GOAL OF THE EXERCISE> Reproduce every line of the records below verbatim, omitting the pictures.

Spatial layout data
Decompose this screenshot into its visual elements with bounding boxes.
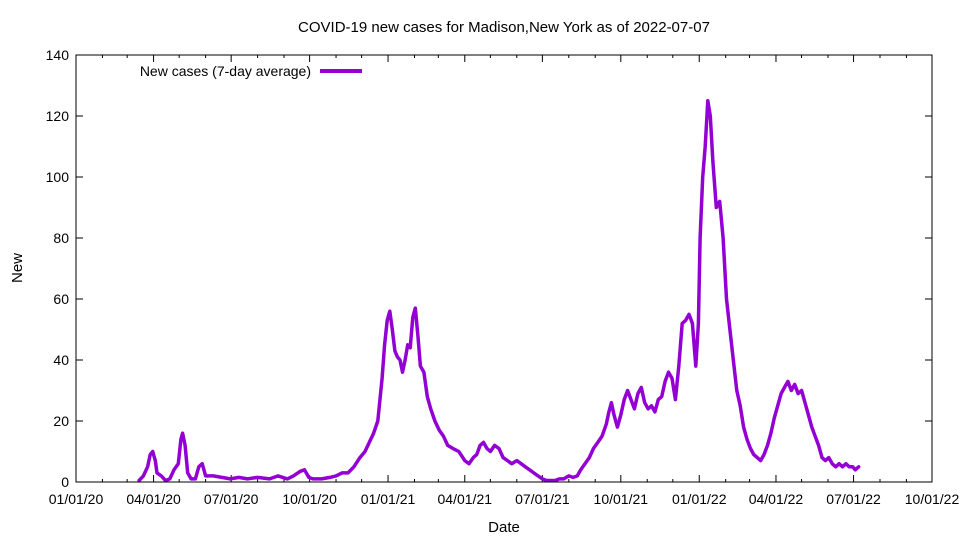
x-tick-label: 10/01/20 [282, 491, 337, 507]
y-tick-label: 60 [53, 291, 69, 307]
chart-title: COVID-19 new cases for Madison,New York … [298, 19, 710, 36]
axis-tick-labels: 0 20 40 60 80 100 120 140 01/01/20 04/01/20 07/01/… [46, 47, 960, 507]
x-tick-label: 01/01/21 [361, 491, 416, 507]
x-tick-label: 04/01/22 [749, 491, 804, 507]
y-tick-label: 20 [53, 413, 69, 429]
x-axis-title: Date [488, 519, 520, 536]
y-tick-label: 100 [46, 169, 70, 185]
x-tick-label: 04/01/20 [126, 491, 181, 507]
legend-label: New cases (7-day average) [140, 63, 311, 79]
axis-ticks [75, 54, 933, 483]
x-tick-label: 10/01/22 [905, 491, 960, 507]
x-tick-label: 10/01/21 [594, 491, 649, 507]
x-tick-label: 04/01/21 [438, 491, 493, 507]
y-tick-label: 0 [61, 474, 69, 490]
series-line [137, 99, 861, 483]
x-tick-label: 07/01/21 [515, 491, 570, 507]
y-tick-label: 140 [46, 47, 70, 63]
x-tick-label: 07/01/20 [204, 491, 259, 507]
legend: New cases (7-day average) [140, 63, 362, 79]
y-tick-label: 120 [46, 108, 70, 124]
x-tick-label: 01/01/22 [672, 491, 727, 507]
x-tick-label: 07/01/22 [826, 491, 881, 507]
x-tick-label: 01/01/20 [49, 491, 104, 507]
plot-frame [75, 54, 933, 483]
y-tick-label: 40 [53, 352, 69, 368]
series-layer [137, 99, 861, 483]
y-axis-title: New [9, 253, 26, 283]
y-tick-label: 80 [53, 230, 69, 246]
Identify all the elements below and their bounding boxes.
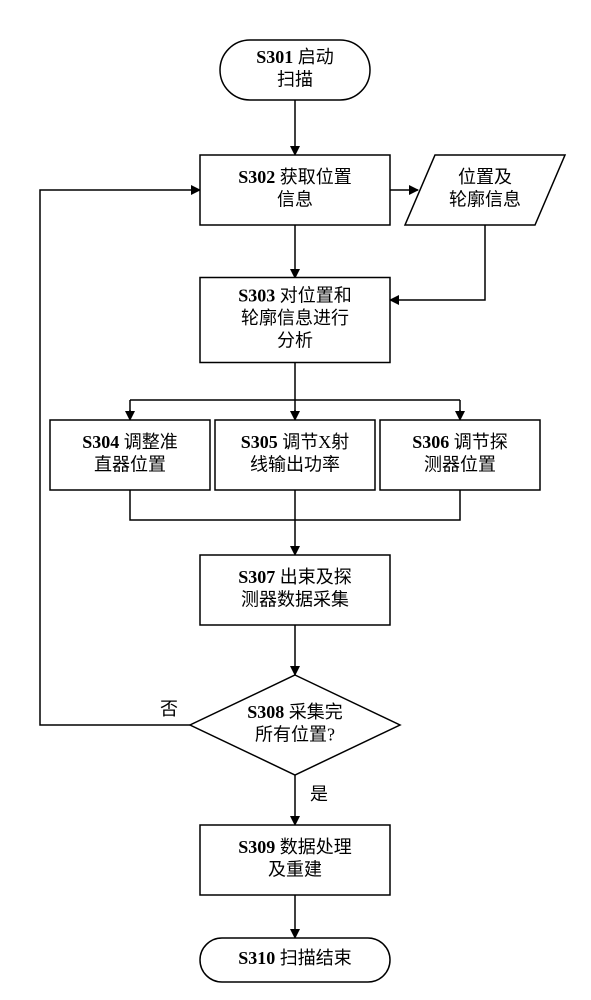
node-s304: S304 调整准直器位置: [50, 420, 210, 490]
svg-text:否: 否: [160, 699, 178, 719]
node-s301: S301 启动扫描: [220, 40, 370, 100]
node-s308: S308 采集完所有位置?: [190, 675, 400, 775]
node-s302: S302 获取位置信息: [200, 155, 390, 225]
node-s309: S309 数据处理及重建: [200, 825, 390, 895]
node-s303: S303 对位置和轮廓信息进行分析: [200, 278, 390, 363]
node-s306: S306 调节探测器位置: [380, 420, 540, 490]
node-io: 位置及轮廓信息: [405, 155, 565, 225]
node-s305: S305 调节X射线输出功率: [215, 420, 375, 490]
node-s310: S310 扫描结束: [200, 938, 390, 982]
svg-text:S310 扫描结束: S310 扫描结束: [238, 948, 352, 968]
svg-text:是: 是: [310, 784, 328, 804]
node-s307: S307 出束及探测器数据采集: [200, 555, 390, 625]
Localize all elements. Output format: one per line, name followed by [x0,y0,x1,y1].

COMPLETED EXERCISE>
Decompose this screenshot into its visual elements with bounding boxes.
x-tick-label: 10/01/20 [282, 491, 337, 507]
y-tick-label: 60 [53, 291, 69, 307]
chart-title: COVID-19 new cases for Madison,New York … [298, 19, 710, 36]
axis-tick-labels: 0 20 40 60 80 100 120 140 01/01/20 04/01/20 07/01/… [46, 47, 960, 507]
x-tick-label: 01/01/21 [361, 491, 416, 507]
x-tick-label: 04/01/22 [749, 491, 804, 507]
y-tick-label: 20 [53, 413, 69, 429]
x-axis-title: Date [488, 519, 520, 536]
y-tick-label: 100 [46, 169, 70, 185]
x-tick-label: 04/01/20 [126, 491, 181, 507]
legend-label: New cases (7-day average) [140, 63, 311, 79]
axis-ticks [75, 54, 933, 483]
x-tick-label: 10/01/22 [905, 491, 960, 507]
x-tick-label: 10/01/21 [594, 491, 649, 507]
x-tick-label: 04/01/21 [438, 491, 493, 507]
y-tick-label: 0 [61, 474, 69, 490]
series-line [137, 99, 861, 483]
x-tick-label: 07/01/21 [515, 491, 570, 507]
y-tick-label: 140 [46, 47, 70, 63]
x-tick-label: 07/01/20 [204, 491, 259, 507]
legend: New cases (7-day average) [140, 63, 362, 79]
y-tick-label: 120 [46, 108, 70, 124]
x-tick-label: 01/01/22 [672, 491, 727, 507]
x-tick-label: 07/01/22 [826, 491, 881, 507]
x-tick-label: 01/01/20 [49, 491, 104, 507]
plot-frame [75, 54, 933, 483]
y-tick-label: 40 [53, 352, 69, 368]
series-layer [137, 99, 861, 483]
y-axis-title: New [9, 253, 26, 283]
y-tick-label: 80 [53, 230, 69, 246]
Identify all the elements below and their bounding boxes.
node-s304: S304 调整准直器位置: [50, 420, 210, 490]
svg-text:否: 否: [160, 699, 178, 719]
node-s301: S301 启动扫描: [220, 40, 370, 100]
node-s308: S308 采集完所有位置?: [190, 675, 400, 775]
node-s302: S302 获取位置信息: [200, 155, 390, 225]
node-s309: S309 数据处理及重建: [200, 825, 390, 895]
node-s303: S303 对位置和轮廓信息进行分析: [200, 278, 390, 363]
node-s306: S306 调节探测器位置: [380, 420, 540, 490]
node-io: 位置及轮廓信息: [405, 155, 565, 225]
node-s305: S305 调节X射线输出功率: [215, 420, 375, 490]
node-s310: S310 扫描结束: [200, 938, 390, 982]
svg-text:S310 扫描结束: S310 扫描结束: [238, 948, 352, 968]
svg-text:是: 是: [310, 784, 328, 804]
node-s307: S307 出束及探测器数据采集: [200, 555, 390, 625]
Localize all elements. Output format: one per line, name followed by [x0,y0,x1,y1].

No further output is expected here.